Task description: Reproduce the passage of the Yutu-2 glass spheres article from "Glass forms on" up to and including "was volcanically active.".

Source text:
···
China's Yutu-2 rover spots two intact spheres of translucent GLASS on the far side of the moon that likely formed during lunar meteorite impacts
China's Yutu-2 rover has spotted two intact spheres of translucent glass up to an inch thick on the far side of the moon.
Images returned by the rover, which landed on the moon in January 2019, show the glass globules looking like a couple of tiny ball bearings. Small glass 'spherules' are actually common on the moon, although they're typically less than 0.03 of an inch (3mm) in diameter.
These newly-found glass spheres are much bigger, measuring around 0.5-inch to 1-inch (1.5 cm to 2.5 cm), according to the scientists.
Glass forms on the moon when silicate material – rock-forming minerals – are subjected to high temperatures.
It's known that volcanic glass deposits were formed during explosive eruptions in the moon's history, when it was volcanically active.
Today, new glass can be formed on the moon due to the heat generated from impacts by meteorites with the lunar surface.

Pictured are the centimeter-sized glass globules collected by the Apollo 16 missions (a, b) and those observed by Yutu-2 (c, d)
···
Stored data:
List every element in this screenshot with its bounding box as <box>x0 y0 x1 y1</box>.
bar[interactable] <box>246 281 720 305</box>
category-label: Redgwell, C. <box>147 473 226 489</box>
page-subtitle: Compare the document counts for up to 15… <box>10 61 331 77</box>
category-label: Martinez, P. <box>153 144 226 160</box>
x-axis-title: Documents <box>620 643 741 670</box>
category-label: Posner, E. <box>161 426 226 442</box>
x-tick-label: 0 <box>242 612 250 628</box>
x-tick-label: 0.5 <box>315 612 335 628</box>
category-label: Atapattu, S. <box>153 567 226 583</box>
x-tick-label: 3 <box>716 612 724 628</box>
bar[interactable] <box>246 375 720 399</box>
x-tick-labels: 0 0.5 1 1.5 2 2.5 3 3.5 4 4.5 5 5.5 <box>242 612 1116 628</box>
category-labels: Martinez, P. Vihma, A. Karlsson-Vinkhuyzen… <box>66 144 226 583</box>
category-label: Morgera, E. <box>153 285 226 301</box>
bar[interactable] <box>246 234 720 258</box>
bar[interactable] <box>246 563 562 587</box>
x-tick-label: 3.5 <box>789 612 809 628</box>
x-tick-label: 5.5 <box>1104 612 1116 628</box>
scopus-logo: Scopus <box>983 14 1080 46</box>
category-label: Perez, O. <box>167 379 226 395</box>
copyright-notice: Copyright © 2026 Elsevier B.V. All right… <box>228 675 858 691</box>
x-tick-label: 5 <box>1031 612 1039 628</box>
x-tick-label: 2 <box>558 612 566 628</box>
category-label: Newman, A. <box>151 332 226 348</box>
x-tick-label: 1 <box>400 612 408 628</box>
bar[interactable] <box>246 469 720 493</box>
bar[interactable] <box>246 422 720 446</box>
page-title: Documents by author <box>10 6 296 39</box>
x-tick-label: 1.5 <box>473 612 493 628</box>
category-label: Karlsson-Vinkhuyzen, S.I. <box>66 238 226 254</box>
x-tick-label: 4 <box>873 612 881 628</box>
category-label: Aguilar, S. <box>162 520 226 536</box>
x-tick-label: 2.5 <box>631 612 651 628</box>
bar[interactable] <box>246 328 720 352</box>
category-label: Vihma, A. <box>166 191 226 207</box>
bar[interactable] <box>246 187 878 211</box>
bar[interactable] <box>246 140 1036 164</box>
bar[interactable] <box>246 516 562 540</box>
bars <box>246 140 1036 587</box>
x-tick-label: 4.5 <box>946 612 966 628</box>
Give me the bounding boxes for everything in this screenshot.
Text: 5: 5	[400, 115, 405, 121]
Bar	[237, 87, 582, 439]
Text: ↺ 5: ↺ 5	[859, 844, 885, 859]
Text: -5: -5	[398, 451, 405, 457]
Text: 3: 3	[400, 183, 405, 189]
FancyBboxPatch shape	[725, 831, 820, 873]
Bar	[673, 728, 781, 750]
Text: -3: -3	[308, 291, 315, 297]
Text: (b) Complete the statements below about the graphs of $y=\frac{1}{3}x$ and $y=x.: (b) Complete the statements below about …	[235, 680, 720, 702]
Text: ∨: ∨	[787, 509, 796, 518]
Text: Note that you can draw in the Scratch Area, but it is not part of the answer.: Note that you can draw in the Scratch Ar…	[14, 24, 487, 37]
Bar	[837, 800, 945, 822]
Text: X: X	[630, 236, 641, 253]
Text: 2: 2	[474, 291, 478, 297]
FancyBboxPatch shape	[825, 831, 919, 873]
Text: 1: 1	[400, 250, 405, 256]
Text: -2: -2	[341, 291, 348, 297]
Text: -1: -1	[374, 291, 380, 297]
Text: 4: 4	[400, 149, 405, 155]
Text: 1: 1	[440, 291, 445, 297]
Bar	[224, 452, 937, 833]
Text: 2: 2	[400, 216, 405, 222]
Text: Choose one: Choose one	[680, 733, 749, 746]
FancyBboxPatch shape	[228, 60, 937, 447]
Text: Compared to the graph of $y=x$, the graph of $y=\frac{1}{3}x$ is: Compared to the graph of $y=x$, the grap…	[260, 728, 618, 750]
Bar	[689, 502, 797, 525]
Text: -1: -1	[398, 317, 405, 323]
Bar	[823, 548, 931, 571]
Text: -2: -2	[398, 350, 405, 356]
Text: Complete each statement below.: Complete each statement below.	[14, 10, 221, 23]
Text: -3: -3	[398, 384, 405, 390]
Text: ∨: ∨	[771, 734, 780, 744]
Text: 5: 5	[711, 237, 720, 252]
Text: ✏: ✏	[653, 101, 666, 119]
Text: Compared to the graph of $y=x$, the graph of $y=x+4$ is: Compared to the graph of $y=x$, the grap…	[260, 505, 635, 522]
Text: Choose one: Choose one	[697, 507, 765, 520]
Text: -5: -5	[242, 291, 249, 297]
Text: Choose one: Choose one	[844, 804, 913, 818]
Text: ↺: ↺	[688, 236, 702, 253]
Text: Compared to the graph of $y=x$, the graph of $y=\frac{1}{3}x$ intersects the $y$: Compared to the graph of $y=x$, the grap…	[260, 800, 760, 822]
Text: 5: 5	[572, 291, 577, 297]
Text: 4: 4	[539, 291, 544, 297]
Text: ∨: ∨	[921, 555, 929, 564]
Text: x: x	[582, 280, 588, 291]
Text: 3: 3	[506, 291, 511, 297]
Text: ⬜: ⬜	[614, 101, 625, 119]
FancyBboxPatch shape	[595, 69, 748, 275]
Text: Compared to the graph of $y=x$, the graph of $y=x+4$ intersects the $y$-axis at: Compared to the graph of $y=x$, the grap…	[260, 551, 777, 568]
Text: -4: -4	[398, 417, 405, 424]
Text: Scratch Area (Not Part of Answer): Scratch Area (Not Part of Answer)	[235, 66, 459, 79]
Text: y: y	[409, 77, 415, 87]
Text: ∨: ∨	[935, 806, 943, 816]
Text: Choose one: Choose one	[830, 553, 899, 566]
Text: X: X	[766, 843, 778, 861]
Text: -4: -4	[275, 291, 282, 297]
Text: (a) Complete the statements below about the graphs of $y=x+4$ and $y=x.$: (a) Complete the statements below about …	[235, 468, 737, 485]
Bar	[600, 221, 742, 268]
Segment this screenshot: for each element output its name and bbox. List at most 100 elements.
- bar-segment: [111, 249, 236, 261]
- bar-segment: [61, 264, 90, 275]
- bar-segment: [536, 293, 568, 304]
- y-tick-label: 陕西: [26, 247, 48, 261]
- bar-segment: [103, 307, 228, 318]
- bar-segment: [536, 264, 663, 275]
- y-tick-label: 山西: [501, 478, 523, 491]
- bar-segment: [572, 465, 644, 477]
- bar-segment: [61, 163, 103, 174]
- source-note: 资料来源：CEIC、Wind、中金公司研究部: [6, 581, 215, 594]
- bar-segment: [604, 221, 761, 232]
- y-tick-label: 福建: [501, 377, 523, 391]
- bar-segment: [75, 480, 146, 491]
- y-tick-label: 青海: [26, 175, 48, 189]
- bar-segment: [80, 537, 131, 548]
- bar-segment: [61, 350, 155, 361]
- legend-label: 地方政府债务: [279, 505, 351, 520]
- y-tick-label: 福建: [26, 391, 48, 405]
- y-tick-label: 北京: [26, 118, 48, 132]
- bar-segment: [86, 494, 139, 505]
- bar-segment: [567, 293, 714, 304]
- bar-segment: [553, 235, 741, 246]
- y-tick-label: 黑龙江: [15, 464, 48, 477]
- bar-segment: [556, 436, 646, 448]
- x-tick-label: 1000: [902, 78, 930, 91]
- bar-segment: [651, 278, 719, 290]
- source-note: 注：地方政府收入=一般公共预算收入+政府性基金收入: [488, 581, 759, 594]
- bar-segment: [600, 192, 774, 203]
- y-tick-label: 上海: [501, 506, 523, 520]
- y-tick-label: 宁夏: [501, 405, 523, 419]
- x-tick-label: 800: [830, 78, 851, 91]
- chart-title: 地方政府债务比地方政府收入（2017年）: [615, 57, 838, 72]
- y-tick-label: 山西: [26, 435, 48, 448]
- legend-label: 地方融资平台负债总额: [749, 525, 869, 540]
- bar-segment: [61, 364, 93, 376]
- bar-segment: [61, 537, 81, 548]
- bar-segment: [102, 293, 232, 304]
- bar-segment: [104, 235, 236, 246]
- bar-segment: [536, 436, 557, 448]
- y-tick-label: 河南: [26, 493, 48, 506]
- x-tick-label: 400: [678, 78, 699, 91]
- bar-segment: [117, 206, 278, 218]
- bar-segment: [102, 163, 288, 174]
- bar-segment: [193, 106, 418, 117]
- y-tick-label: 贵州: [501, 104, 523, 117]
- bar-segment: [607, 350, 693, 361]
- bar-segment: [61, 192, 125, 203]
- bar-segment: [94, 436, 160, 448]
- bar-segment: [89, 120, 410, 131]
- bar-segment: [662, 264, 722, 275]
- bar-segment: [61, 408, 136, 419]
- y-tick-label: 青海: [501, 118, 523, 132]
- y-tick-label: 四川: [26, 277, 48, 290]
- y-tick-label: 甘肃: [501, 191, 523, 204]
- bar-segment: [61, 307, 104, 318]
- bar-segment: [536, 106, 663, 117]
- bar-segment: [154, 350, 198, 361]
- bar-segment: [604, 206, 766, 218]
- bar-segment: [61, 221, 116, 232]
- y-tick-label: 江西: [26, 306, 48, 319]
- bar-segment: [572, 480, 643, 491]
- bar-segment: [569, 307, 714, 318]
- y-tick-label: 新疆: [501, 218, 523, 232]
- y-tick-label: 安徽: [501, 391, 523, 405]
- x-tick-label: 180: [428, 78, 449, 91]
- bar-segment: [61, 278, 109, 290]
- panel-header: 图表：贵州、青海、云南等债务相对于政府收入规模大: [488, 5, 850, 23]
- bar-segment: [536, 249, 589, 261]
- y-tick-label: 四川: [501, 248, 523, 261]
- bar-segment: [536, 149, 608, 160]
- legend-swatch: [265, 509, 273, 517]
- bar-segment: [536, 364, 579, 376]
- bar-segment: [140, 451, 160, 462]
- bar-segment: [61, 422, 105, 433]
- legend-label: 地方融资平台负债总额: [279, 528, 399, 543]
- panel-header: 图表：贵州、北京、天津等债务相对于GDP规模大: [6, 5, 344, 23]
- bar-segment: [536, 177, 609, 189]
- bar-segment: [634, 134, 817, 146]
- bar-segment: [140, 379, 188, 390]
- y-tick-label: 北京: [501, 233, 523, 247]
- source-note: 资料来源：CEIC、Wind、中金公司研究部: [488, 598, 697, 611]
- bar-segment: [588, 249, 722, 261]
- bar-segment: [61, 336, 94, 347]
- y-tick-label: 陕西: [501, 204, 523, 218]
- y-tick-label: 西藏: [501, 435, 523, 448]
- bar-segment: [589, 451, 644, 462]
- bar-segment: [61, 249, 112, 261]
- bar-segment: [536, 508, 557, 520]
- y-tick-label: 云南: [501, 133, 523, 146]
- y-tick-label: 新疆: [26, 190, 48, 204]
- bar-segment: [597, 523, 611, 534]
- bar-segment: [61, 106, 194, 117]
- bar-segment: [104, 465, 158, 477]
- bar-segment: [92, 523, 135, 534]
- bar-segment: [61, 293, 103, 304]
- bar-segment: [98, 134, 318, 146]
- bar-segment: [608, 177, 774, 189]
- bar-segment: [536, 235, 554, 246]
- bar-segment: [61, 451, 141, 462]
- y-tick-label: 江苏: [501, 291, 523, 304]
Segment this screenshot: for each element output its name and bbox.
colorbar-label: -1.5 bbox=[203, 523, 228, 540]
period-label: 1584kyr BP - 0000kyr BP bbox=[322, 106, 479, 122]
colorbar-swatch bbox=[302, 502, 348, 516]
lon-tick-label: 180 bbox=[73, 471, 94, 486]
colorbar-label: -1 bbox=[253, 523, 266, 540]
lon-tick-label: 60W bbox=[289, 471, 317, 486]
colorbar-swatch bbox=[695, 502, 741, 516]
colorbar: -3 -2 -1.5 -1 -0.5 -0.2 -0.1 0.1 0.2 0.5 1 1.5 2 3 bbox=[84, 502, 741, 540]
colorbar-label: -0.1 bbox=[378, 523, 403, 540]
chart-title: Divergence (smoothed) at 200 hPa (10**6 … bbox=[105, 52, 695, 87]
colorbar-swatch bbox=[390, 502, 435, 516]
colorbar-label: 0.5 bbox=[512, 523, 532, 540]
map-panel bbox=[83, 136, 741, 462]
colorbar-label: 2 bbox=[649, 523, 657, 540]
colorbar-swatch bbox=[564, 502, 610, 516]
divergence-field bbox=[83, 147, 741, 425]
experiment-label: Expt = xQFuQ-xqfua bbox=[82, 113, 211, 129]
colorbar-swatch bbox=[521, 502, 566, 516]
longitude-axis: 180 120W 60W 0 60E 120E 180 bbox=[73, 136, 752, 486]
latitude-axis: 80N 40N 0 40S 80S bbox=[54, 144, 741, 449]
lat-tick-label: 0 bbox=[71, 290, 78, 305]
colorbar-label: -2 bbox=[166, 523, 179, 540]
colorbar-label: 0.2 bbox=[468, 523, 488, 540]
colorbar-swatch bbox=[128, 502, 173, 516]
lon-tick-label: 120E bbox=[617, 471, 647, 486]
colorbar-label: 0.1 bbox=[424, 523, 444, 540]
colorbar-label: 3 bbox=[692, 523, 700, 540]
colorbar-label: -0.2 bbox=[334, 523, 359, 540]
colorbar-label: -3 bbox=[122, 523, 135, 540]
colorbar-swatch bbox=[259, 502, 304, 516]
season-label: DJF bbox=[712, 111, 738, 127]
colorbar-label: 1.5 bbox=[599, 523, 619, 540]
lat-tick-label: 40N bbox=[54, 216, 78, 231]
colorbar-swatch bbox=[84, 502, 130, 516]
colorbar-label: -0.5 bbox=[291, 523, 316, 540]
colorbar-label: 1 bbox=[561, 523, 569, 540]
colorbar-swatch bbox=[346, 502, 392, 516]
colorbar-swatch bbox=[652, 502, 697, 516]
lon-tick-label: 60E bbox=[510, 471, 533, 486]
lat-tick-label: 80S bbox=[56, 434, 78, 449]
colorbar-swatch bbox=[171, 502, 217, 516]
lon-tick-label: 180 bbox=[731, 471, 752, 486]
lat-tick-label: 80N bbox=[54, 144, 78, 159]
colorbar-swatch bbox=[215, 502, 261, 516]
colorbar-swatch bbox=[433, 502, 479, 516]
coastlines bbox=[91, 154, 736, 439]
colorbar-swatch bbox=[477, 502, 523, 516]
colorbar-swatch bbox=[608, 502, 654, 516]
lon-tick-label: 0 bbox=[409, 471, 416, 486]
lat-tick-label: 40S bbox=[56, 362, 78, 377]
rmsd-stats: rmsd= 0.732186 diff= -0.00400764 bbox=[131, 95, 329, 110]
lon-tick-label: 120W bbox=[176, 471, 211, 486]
···
Exercise result:
Glass forms on the moon when silicate material – rock-forming minerals – are subjected to high temperatures.
It's known that volcanic glass deposits were formed during explosive eruptions in the moon's history, when it was volcanically active.